(To be done): Below are some records. Say how many of their lines contain the string "name", and give nothing but the number.

(Stored data entries):
▬▬▬▬▬▬▬▬▬▬
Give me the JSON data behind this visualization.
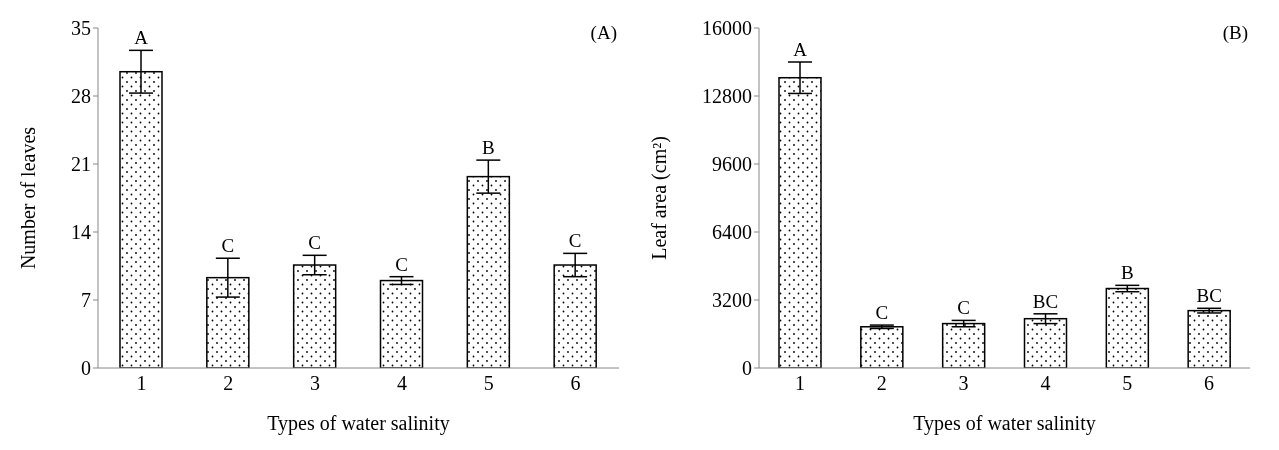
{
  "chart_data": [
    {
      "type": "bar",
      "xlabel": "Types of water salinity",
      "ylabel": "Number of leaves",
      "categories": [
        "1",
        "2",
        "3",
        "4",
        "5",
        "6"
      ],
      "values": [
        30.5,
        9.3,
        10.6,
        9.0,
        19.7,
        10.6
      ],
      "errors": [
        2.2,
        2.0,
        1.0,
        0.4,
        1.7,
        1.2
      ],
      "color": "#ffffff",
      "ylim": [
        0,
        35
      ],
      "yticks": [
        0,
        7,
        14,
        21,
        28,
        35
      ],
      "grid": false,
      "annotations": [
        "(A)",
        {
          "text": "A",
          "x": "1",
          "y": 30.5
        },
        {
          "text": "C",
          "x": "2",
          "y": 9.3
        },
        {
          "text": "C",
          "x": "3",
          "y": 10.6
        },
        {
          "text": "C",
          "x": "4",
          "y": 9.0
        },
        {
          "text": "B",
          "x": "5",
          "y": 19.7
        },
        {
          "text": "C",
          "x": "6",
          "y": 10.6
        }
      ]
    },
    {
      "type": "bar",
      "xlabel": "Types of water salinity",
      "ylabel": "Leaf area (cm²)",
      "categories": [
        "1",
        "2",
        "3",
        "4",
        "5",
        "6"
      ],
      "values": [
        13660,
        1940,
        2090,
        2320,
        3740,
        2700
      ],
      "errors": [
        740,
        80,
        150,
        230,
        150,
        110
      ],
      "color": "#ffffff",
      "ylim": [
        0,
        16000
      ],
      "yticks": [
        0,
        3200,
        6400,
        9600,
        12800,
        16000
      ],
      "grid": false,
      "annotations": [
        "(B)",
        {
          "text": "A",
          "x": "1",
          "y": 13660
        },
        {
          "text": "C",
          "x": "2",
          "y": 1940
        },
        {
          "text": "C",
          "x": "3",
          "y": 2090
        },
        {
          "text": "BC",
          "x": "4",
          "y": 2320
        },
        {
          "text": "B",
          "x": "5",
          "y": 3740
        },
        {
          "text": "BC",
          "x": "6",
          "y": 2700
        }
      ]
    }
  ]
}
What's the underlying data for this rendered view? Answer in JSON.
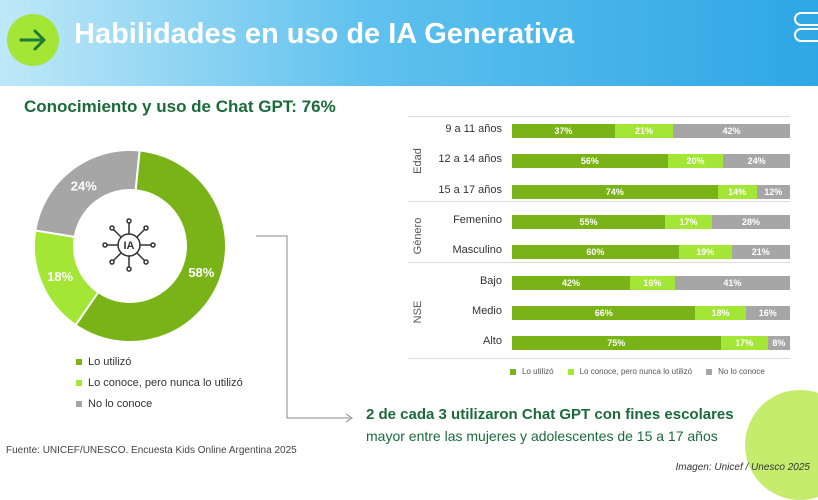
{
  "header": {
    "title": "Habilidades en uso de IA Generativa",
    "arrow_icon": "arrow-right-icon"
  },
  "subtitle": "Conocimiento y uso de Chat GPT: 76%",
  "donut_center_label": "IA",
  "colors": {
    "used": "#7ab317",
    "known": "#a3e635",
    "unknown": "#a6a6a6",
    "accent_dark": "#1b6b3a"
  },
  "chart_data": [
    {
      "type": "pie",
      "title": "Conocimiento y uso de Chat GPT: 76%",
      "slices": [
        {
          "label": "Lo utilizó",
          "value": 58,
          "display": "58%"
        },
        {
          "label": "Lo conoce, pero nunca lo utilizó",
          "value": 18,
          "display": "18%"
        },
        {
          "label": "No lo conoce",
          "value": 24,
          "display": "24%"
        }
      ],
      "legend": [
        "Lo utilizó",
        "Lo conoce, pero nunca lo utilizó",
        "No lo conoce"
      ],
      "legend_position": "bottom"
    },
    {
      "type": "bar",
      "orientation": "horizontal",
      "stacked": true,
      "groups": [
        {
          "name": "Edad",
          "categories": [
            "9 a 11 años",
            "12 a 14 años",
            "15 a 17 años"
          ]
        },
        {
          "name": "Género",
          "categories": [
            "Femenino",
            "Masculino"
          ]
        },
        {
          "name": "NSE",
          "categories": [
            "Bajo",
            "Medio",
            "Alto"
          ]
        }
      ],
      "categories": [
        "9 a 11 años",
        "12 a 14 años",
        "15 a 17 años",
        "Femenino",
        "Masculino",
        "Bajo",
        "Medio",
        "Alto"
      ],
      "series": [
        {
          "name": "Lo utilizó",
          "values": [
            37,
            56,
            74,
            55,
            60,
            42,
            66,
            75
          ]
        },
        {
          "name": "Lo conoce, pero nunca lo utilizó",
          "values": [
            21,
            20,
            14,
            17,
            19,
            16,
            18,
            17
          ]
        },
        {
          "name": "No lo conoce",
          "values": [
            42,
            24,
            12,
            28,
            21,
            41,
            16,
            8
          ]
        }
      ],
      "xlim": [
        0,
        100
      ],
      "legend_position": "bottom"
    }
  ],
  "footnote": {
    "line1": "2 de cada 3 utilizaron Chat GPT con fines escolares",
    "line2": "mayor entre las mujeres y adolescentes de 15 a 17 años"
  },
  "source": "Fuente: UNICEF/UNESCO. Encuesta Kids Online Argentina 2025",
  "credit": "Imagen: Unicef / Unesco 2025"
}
▬▬▬▬▬▬▬▬▬▬
(Problem solution): 6